## Work to complete
Write out the material again word for word, dropping any images it holds.

## Stored items
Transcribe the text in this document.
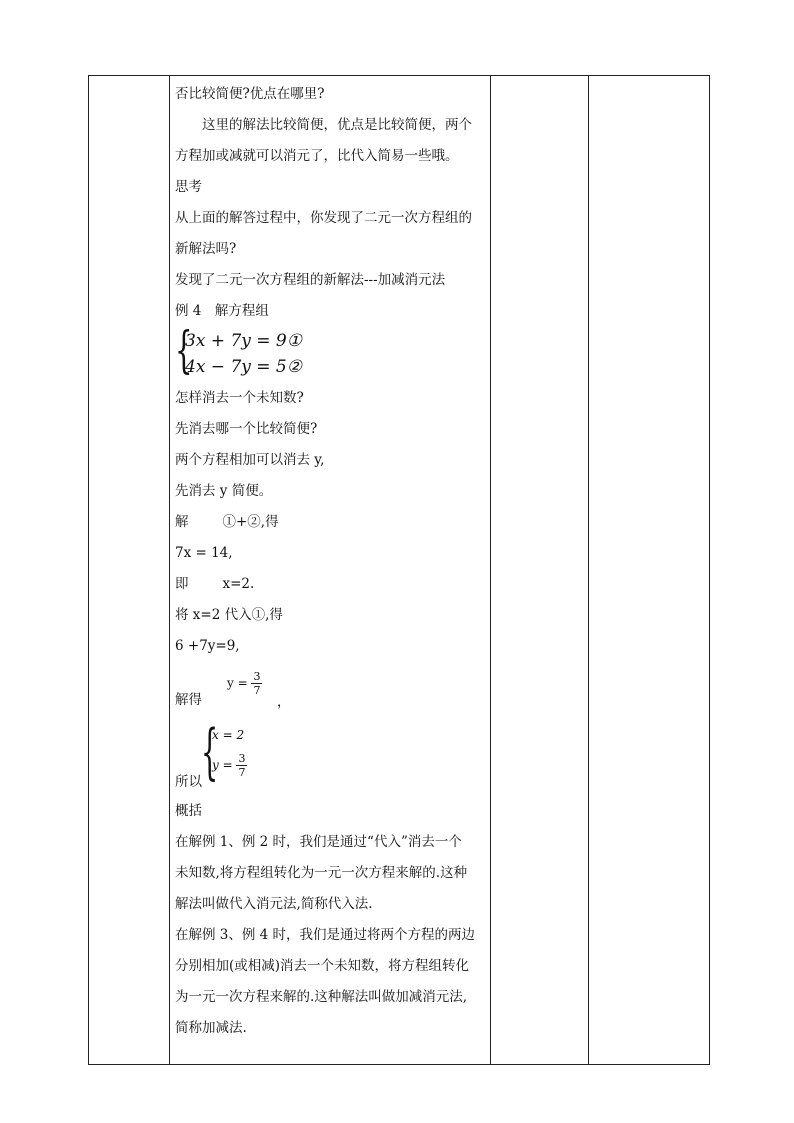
否比较简便?优点在哪里?
这里的解法比较简便，优点是比较简便，两个
方程加或减就可以消元了，比代入简易一些哦。
思考
从上面的解答过程中，你发现了二元一次方程组的
新解法吗?
发现了二元一次方程组的新解法---加减消元法
例 4　解方程组
{
3x + 7y = 9①
4x − 7y = 5②
怎样消去一个未知数?
先消去哪一个比较简便?
两个方程相加可以消去 y,
先消去 y 简便。
解	①+②,得
7x = 14,
即	x=2.
将 x=2 代入①,得
6 +7y=9,
解得
$y = \frac{3}{7}$
，
所以 {
x = 2
$y = \frac{3}{7}$
概括
在解例 1、例 2 时，我们是通过“代入”消去一个
未知数,将方程组转化为一元一次方程来解的.这种
解法叫做代入消元法,简称代入法.
在解例 3、例 4 时，我们是通过将两个方程的两边
分别相加(或相减)消去一个未知数，将方程组转化
为一元一次方程来解的.这种解法叫做加减消元法,
简称加减法.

## Solved problem
Transcribe the text in this document.
否比较简便?优点在哪里?
这里的解法比较简便，优点是比较简便，两个
方程加或减就可以消元了，比代入简易一些哦。
思考
从上面的解答过程中，你发现了二元一次方程组的
新解法吗?
发现了二元一次方程组的新解法---加减消元法
例 4　解方程组
{
3x + 7y = 9①
4x − 7y = 5②
怎样消去一个未知数?
先消去哪一个比较简便?
两个方程相加可以消去 y,
先消去 y 简便。
解	①+②,得
7x = 14,
即	x=2.
将 x=2 代入①,得
6 +7y=9,
解得
$y = \frac{3}{7}$
，
所以 {
x = 2
$y = \frac{3}{7}$
概括
在解例 1、例 2 时，我们是通过“代入”消去一个
未知数,将方程组转化为一元一次方程来解的.这种
解法叫做代入消元法,简称代入法.
在解例 3、例 4 时，我们是通过将两个方程的两边
分别相加(或相减)消去一个未知数，将方程组转化
为一元一次方程来解的.这种解法叫做加减消元法,
简称加减法.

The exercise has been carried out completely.